Requirements: List every person named in the text below about the book Liberare la libertà.

Text extract:
This topic is intimately connected to the content of a recently published book, and above all to a letter – previously unpublished – contained in that book.

The book is Liberare la libertà. Fede e Politica nel Terzo Millennio (Liberating freedom: Faith and politics in the Third Millennium), curated by professors Pierluca Azzaro and Carlos Granados, as the second of a series of 7 books of Joseph Ratzinger’s selected texts addressing the main themes of the pontificate. (An English-language edition of the book will be published later this year by Ignatius Press.)

Including excerpts from the second book of his JESUS OF NAZARETH TRILOGY, a dialogue Benedict XVI had with the German philosopher Jurgen Habermas in 2004, his address to the UK's political and intellectual elite in 2010, and his address to the German Bundestag in September 2011, the book provides a wide overview of Joseph Ratzinger’s political thought.

The final question, for Benedict XVI, is always God. Can a state be built without God? And how much can the state involve itself in the lives of its citizens?

The text, rather than being philosophical, is quite pragmatic. It deals with universal rights like the right to freedom of conscience, along with more general reflections on the idea of personal freedom.

The unpublished letter from Benedict XVI contained in the book provides a response to those questions, since it reaffirms “the centrality of the question of God.”

The letter was a response to a 2014 book by Italian philosopher and politician Marcello Pera, entitled Diritti umani e cristianesimo. La Chiesa alla prova della modernità (Human Rights and Christianity: The Church put to the test by modernity”).

Entries supplied:
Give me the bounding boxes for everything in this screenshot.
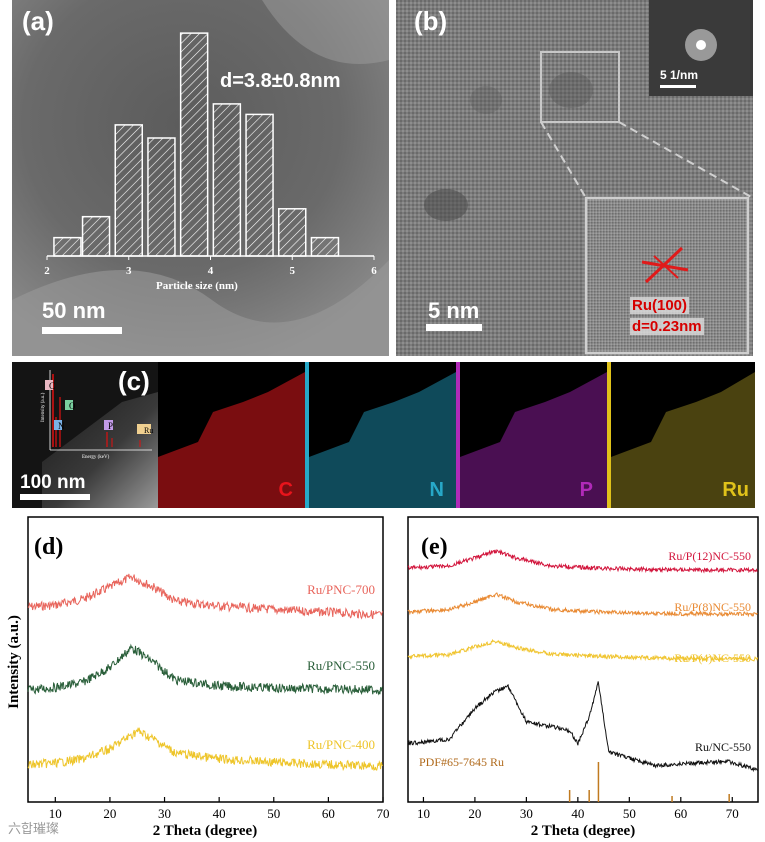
* * *
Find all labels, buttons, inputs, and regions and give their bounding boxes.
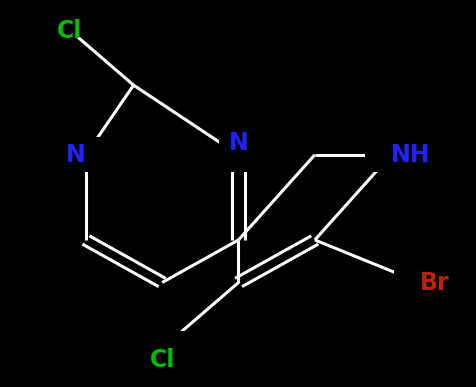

Result of the task:
- Pierluca Azzaro
- Carlos Granados
- Joseph Ratzinger (Benedict XVI)
- Jurgen Habermas
- Marcello Pera